• _OBJECTIVE_: Copy out every record precisely.

• _Stored dataset items_:

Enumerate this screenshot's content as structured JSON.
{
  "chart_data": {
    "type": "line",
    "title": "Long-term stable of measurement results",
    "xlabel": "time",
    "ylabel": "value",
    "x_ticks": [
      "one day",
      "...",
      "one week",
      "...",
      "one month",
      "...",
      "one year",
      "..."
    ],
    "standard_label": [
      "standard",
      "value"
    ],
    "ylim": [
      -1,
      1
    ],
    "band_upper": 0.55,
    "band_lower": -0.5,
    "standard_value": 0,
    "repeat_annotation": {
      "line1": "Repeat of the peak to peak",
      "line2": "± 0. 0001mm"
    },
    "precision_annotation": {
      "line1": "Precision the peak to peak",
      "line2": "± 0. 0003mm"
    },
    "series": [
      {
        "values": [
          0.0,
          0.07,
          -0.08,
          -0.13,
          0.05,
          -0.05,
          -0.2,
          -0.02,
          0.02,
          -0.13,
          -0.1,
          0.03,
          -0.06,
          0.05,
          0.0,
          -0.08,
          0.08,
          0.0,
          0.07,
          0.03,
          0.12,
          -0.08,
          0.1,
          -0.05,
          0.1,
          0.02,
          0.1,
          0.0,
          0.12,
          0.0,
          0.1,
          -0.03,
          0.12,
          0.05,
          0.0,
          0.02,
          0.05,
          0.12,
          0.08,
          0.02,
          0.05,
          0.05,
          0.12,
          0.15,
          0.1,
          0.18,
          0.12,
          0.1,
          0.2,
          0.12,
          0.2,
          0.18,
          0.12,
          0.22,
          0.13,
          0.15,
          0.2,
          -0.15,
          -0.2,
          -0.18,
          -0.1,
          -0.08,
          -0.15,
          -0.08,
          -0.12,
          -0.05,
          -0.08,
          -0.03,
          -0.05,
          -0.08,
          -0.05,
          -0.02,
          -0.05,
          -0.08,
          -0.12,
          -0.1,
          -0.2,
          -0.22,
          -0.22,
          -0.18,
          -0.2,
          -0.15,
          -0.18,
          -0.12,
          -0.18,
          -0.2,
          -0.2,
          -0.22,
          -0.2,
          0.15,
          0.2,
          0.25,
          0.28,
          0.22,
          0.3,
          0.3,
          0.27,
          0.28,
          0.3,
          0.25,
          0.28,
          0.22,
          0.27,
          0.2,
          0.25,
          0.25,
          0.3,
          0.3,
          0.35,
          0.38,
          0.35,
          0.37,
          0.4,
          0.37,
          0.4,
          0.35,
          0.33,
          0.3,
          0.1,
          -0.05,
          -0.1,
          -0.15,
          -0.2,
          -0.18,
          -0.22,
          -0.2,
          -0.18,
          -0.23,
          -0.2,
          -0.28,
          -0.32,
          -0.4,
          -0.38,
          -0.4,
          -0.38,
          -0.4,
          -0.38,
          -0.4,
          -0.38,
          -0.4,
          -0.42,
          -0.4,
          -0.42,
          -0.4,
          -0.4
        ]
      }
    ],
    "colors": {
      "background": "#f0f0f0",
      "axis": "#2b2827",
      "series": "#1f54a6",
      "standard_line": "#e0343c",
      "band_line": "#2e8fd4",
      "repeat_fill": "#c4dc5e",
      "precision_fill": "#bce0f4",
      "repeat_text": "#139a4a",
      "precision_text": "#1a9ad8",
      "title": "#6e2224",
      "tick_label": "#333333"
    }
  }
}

• _OUTPUT FOR THIS TASK_:
Enumerate this screenshot's content as structured JSON.
{
  "chart_data": {
    "type": "line",
    "title": "Long-term stable of measurement results",
    "xlabel": "time",
    "ylabel": "value",
    "x_ticks": [
      "one day",
      "...",
      "one week",
      "...",
      "one month",
      "...",
      "one year",
      "..."
    ],
    "standard_label": [
      "standard",
      "value"
    ],
    "ylim": [
      -1,
      1
    ],
    "band_upper": 0.55,
    "band_lower": -0.5,
    "standard_value": 0,
    "repeat_annotation": {
      "line1": "Repeat of the peak to peak",
      "line2": "± 0. 0001mm"
    },
    "precision_annotation": {
      "line1": "Precision the peak to peak",
      "line2": "± 0. 0003mm"
    },
    "series": [
      {
        "values": [
          0.0,
          0.07,
          -0.08,
          -0.13,
          0.05,
          -0.05,
          -0.2,
          -0.02,
          0.02,
          -0.13,
          -0.1,
          0.03,
          -0.06,
          0.05,
          0.0,
          -0.08,
          0.08,
          0.0,
          0.07,
          0.03,
          0.12,
          -0.08,
          0.1,
          -0.05,
          0.1,
          0.02,
          0.1,
          0.0,
          0.12,
          0.0,
          0.1,
          -0.03,
          0.12,
          0.05,
          0.0,
          0.02,
          0.05,
          0.12,
          0.08,
          0.02,
          0.05,
          0.05,
          0.12,
          0.15,
          0.1,
          0.18,
          0.12,
          0.1,
          0.2,
          0.12,
          0.2,
          0.18,
          0.12,
          0.22,
          0.13,
          0.15,
          0.2,
          -0.15,
          -0.2,
          -0.18,
          -0.1,
          -0.08,
          -0.15,
          -0.08,
          -0.12,
          -0.05,
          -0.08,
          -0.03,
          -0.05,
          -0.08,
          -0.05,
          -0.02,
          -0.05,
          -0.08,
          -0.12,
          -0.1,
          -0.2,
          -0.22,
          -0.22,
          -0.18,
          -0.2,
          -0.15,
          -0.18,
          -0.12,
          -0.18,
          -0.2,
          -0.2,
          -0.22,
          -0.2,
          0.15,
          0.2,
          0.25,
          0.28,
          0.22,
          0.3,
          0.3,
          0.27,
          0.28,
          0.3,
          0.25,
          0.28,
          0.22,
          0.27,
          0.2,
          0.25,
          0.25,
          0.3,
          0.3,
          0.35,
          0.38,
          0.35,
          0.37,
          0.4,
          0.37,
          0.4,
          0.35,
          0.33,
          0.3,
          0.1,
          -0.05,
          -0.1,
          -0.15,
          -0.2,
          -0.18,
          -0.22,
          -0.2,
          -0.18,
          -0.23,
          -0.2,
          -0.28,
          -0.32,
          -0.4,
          -0.38,
          -0.4,
          -0.38,
          -0.4,
          -0.38,
          -0.4,
          -0.38,
          -0.4,
          -0.42,
          -0.4,
          -0.42,
          -0.4,
          -0.4
        ]
      }
    ],
    "colors": {
      "background": "#f0f0f0",
      "axis": "#2b2827",
      "series": "#1f54a6",
      "standard_line": "#e0343c",
      "band_line": "#2e8fd4",
      "repeat_fill": "#c4dc5e",
      "precision_fill": "#bce0f4",
      "repeat_text": "#139a4a",
      "precision_text": "#1a9ad8",
      "title": "#6e2224",
      "tick_label": "#333333"
    }
  }
}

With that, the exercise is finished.